* _Dataset records on visual material_
........

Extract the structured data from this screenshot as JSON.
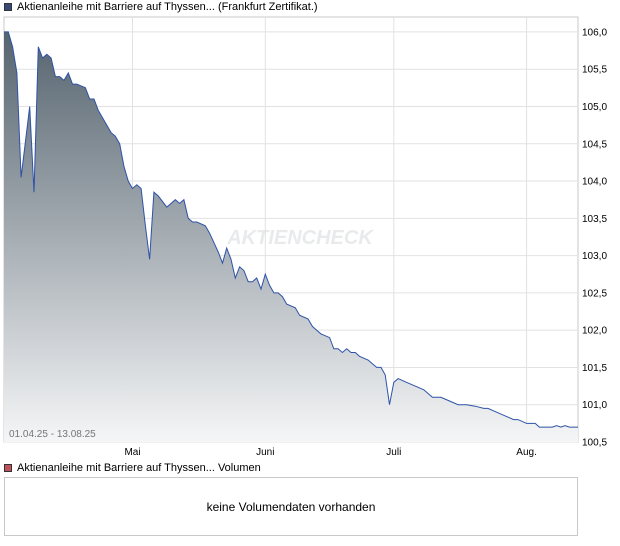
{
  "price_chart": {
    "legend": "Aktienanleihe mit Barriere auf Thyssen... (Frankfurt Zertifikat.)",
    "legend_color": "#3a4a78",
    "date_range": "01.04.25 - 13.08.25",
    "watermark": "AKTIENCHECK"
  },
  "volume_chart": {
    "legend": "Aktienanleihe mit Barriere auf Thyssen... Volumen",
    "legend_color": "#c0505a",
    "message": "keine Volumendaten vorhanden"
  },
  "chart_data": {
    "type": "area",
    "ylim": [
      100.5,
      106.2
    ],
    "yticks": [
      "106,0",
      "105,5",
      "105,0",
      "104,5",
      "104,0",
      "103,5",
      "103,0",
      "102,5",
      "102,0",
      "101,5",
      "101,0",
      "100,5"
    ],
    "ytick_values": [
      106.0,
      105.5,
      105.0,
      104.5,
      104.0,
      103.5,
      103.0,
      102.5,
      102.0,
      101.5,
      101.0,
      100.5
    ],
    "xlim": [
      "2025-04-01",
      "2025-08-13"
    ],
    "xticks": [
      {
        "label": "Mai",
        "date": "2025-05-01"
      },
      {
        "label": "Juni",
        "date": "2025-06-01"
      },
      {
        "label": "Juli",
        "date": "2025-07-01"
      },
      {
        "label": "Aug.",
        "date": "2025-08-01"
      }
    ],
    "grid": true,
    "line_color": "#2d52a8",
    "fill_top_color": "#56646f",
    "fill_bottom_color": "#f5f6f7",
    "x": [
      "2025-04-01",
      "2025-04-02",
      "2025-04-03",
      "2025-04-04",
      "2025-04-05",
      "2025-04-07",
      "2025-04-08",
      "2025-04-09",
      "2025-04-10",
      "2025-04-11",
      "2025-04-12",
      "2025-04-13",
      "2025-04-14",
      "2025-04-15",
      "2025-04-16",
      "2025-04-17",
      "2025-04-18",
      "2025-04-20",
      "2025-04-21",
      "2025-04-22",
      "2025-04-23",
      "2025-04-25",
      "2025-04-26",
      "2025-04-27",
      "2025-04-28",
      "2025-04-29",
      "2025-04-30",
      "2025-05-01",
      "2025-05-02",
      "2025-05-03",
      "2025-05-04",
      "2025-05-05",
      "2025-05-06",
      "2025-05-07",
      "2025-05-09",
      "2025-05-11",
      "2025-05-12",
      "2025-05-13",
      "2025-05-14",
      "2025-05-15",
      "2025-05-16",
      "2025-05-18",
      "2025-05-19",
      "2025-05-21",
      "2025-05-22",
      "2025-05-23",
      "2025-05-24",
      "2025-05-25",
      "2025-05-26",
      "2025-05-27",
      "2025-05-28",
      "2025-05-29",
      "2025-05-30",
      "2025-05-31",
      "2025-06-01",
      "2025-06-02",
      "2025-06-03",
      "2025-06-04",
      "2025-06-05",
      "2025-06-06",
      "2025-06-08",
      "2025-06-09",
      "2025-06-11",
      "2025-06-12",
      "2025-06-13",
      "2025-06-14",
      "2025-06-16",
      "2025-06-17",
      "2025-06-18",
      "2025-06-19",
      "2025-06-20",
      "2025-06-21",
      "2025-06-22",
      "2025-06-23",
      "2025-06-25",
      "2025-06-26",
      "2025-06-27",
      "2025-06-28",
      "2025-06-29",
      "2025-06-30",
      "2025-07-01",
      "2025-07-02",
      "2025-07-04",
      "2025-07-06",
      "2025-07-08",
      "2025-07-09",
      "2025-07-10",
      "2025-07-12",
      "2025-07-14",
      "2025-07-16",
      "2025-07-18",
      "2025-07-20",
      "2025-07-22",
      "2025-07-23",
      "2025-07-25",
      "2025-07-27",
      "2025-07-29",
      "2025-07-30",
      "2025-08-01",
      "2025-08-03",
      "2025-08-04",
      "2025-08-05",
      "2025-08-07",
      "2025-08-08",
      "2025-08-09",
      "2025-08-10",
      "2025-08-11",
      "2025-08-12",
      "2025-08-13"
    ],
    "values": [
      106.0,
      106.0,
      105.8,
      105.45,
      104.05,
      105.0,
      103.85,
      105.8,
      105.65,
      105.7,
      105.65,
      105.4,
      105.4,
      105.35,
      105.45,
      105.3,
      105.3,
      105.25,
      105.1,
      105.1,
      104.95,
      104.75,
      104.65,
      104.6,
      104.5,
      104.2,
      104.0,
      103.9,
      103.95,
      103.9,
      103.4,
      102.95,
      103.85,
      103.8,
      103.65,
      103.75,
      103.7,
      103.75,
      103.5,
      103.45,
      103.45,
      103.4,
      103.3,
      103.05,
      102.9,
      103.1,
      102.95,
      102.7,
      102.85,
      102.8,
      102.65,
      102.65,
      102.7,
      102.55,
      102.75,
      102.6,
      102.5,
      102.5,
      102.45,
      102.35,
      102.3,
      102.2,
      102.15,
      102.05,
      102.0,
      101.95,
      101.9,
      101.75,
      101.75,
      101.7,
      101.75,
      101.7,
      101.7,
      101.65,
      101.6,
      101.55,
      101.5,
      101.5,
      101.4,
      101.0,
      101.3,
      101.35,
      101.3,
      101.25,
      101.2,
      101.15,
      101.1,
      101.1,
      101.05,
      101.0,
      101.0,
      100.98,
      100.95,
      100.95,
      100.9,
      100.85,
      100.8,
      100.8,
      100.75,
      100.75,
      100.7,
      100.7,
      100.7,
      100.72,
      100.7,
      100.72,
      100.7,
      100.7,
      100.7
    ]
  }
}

........

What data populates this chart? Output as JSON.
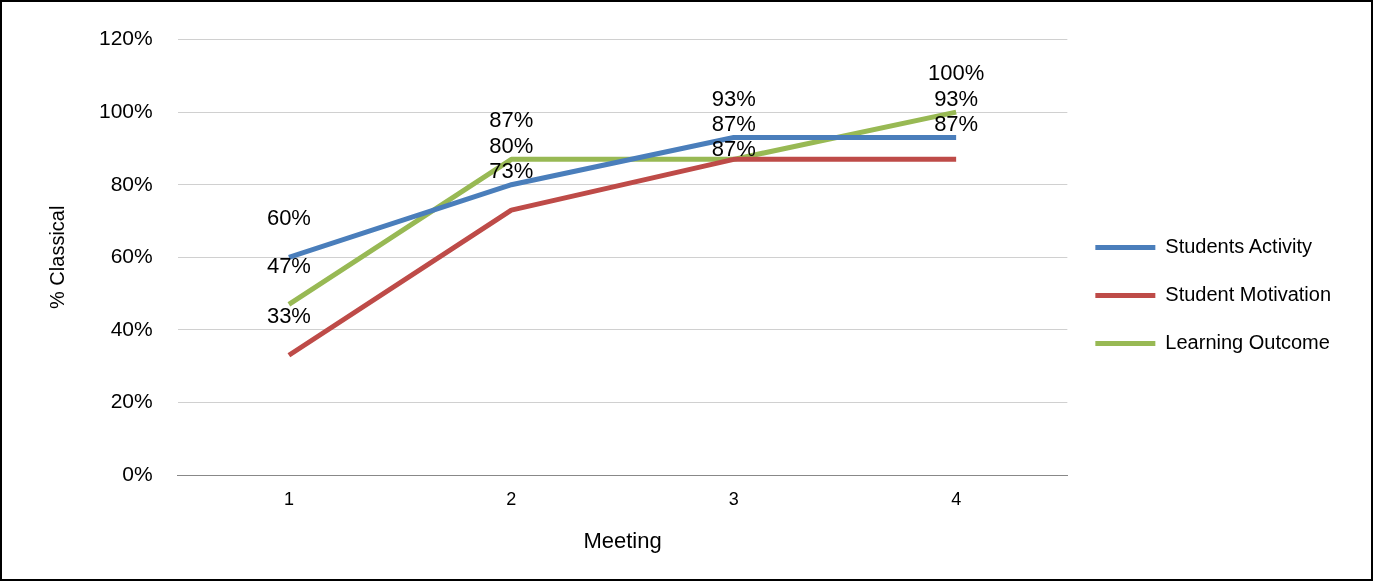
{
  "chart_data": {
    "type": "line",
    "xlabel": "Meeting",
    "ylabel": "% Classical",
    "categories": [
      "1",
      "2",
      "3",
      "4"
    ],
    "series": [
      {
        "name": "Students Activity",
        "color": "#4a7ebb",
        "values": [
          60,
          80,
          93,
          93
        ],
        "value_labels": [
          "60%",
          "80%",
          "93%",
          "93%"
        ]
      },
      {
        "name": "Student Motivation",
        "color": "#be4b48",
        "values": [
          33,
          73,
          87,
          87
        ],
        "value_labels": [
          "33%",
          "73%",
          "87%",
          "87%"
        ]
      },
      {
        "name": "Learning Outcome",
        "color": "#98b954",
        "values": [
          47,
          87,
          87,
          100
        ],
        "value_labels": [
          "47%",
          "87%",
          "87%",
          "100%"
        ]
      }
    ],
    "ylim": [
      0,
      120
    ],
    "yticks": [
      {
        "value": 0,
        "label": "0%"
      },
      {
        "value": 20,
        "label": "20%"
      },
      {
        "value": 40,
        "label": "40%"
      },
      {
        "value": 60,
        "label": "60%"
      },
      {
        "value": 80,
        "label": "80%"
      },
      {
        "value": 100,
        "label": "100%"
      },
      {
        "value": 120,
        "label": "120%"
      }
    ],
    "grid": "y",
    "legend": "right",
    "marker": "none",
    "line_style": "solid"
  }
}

........

* _JOB_
From the entries, copy out each line containing the word "this".

* _COMPLETED TASK_
Extract the structured data from this screenshot as JSON.
What data populates this chart? Output as JSON.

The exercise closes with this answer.